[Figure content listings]
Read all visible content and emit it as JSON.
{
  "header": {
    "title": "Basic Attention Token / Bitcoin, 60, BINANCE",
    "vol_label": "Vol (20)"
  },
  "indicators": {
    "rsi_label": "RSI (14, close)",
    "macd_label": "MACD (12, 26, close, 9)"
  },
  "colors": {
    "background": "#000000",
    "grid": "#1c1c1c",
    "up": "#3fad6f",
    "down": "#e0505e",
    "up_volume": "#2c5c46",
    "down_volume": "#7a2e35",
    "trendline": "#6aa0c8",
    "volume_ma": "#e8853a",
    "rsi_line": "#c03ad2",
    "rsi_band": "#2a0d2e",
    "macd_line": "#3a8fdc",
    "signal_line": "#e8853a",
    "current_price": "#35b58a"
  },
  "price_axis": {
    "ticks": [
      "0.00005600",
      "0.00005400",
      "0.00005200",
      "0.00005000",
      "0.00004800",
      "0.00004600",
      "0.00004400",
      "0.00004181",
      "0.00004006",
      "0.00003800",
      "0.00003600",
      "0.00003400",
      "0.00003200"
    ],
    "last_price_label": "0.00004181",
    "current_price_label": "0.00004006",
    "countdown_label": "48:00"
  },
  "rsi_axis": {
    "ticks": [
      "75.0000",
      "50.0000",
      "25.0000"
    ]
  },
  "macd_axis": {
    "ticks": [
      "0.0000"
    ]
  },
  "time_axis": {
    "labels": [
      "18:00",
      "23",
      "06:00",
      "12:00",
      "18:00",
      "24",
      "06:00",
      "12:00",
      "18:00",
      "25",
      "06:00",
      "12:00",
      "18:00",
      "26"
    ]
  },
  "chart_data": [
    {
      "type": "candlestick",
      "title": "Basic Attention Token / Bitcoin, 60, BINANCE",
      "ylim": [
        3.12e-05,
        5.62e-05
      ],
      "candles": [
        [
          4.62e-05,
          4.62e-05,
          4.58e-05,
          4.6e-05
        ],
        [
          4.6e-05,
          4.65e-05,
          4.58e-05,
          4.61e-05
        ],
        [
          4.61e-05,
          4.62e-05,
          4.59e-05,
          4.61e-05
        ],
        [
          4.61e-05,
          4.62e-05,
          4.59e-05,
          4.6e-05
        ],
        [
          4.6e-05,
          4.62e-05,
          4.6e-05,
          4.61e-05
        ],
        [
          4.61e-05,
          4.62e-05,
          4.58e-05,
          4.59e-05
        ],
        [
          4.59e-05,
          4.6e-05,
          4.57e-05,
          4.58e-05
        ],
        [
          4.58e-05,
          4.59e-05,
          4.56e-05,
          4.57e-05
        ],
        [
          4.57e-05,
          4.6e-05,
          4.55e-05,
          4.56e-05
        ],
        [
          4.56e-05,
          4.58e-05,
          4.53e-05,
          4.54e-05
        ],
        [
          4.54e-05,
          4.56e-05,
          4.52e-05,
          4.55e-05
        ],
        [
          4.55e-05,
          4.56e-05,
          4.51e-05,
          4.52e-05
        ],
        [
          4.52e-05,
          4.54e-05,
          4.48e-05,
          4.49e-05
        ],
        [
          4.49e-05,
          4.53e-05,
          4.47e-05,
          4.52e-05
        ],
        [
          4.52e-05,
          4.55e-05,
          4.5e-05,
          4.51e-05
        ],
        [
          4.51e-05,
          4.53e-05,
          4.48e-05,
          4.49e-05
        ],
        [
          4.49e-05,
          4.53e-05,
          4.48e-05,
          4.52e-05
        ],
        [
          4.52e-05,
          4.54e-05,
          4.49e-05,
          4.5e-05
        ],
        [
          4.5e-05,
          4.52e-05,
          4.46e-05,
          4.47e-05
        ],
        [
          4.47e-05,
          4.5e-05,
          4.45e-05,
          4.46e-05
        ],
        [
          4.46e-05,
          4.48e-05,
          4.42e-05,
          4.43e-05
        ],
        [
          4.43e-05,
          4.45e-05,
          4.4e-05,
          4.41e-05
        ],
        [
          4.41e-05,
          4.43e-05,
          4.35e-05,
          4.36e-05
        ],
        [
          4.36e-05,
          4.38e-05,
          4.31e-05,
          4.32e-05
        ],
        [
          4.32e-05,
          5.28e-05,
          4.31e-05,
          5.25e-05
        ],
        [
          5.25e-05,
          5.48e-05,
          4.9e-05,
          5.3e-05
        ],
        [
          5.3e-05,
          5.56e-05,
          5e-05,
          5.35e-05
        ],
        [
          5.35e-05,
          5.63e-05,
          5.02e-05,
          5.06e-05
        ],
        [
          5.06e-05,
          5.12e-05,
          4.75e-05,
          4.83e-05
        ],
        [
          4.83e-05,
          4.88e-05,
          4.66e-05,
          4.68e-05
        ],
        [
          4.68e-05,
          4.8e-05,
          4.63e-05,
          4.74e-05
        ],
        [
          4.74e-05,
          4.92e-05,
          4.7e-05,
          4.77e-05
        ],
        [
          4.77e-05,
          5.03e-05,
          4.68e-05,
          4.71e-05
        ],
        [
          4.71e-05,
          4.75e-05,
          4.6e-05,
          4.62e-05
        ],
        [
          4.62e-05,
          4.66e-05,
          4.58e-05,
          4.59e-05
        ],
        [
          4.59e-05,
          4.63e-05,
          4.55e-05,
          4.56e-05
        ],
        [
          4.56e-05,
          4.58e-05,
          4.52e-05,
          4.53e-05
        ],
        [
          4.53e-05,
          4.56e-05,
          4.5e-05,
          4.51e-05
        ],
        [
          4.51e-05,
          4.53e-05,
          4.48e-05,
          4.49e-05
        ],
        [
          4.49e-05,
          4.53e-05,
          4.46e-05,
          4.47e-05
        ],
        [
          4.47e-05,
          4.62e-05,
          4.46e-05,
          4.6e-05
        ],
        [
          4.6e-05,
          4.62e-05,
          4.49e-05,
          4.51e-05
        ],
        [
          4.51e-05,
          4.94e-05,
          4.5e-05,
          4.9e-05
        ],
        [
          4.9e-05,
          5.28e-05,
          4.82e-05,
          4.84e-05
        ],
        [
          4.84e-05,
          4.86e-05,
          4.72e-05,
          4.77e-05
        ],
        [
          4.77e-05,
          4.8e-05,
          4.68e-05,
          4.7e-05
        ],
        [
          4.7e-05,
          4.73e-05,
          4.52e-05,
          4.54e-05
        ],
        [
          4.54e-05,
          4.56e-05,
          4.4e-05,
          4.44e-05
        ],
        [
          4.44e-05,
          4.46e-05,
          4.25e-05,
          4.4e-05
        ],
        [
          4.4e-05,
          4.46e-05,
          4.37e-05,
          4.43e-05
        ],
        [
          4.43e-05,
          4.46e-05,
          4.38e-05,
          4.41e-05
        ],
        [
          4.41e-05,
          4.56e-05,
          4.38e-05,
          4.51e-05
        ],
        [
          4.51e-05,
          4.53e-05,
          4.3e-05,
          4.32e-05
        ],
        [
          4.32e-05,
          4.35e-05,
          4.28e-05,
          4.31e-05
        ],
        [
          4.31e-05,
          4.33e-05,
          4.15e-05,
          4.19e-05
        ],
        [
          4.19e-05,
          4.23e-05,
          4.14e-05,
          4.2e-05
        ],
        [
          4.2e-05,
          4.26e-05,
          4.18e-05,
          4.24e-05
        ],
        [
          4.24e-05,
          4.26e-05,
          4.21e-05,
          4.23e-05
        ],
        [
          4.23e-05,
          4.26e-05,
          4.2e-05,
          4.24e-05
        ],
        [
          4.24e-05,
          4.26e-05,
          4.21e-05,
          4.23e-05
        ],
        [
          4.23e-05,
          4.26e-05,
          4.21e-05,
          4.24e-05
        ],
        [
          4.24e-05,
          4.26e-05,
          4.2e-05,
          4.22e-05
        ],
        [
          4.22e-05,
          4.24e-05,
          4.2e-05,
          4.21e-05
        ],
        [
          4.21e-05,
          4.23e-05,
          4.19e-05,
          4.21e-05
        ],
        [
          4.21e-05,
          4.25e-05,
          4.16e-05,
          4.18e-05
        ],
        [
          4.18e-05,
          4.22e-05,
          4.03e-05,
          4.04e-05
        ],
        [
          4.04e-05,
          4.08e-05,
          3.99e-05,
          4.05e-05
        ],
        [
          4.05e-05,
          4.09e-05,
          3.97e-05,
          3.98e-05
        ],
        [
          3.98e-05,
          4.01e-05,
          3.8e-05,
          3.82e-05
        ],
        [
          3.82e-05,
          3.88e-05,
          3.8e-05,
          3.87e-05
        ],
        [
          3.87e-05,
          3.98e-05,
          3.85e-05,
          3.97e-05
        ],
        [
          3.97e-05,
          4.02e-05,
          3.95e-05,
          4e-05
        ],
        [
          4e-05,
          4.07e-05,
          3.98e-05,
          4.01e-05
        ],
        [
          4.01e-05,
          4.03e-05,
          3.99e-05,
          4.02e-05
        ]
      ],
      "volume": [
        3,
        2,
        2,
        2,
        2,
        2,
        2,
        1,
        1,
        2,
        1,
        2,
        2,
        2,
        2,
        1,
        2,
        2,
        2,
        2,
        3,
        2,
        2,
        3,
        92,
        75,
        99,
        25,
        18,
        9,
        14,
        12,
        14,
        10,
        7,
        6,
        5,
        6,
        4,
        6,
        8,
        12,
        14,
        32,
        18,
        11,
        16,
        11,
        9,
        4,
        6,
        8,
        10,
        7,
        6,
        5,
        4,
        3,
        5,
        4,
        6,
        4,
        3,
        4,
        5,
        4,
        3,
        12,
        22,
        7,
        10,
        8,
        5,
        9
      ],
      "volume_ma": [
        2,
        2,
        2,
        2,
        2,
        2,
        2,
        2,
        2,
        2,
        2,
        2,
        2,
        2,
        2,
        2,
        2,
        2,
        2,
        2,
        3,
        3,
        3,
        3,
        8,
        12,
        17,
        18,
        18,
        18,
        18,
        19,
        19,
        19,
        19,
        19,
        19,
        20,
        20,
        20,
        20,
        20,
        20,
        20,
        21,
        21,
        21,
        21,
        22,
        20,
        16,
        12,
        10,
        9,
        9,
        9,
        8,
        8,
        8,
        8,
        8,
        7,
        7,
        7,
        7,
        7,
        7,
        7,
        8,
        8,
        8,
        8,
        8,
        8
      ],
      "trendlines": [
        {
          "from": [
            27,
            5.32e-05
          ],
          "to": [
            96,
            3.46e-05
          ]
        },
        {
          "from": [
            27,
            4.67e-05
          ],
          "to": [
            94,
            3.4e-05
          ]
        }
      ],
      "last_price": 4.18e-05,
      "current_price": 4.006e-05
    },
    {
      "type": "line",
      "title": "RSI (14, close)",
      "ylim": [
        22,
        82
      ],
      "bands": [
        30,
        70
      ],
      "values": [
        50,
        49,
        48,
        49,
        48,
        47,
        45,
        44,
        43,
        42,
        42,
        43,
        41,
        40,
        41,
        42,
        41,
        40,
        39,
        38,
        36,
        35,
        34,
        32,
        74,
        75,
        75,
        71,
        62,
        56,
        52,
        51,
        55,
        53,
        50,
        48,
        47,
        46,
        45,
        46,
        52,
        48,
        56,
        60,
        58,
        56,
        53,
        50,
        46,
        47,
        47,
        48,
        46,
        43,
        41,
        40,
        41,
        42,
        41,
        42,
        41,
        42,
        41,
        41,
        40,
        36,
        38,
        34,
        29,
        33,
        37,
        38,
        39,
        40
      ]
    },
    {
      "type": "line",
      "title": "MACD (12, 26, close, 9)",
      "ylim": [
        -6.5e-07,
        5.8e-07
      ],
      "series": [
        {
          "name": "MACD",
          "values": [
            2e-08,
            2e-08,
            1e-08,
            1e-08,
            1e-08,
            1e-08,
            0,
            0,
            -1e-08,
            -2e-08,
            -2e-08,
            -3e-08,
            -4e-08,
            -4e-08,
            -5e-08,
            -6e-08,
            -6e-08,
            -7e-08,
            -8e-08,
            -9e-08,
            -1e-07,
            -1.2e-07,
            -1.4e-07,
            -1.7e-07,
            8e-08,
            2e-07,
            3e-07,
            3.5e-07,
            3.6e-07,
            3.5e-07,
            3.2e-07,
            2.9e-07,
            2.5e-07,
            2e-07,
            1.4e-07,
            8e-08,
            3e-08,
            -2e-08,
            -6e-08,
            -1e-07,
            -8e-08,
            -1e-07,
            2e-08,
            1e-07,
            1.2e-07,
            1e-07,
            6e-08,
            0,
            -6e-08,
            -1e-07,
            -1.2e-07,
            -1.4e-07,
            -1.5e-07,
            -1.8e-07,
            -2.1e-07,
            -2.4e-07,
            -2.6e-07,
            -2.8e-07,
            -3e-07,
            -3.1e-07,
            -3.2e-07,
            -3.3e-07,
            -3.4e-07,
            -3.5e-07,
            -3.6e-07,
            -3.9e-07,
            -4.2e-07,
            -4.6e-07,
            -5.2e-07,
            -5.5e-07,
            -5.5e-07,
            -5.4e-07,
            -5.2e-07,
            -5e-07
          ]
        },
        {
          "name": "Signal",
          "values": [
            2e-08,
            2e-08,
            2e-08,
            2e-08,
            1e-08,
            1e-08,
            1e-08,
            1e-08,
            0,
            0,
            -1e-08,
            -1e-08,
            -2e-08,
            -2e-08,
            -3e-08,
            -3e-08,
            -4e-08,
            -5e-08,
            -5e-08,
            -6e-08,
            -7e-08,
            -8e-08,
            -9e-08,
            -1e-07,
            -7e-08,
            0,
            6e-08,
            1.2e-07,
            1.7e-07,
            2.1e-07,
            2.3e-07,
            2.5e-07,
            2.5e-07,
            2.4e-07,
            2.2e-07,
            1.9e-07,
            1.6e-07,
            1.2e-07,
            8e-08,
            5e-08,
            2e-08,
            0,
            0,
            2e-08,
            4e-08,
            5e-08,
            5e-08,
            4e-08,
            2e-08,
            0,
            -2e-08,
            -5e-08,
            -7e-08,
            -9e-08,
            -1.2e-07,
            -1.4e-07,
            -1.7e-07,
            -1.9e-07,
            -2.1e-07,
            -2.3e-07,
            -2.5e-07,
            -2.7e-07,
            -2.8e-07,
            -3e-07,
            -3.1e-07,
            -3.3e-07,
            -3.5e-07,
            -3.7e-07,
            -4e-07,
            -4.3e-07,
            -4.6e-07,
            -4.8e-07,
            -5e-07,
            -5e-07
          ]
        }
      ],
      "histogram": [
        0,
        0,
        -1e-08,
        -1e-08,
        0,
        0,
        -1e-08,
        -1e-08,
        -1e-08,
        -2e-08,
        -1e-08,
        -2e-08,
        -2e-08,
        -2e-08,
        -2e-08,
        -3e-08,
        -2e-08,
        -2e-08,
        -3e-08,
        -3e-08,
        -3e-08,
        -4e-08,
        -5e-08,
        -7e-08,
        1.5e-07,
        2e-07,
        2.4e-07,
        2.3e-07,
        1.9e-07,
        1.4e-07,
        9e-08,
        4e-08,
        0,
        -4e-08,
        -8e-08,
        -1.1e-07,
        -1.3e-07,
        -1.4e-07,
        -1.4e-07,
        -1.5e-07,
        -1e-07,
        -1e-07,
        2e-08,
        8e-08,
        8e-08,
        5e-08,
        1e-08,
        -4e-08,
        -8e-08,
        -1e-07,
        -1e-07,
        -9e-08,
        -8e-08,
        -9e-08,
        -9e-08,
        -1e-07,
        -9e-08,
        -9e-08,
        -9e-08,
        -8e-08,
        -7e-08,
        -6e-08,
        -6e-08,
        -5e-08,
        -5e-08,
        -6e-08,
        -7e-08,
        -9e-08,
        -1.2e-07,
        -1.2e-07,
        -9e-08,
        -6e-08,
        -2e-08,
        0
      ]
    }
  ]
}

Given problem
Each line of the material above either contains the word "close" or does not; state how many do, and nothing else.

Expected answer
4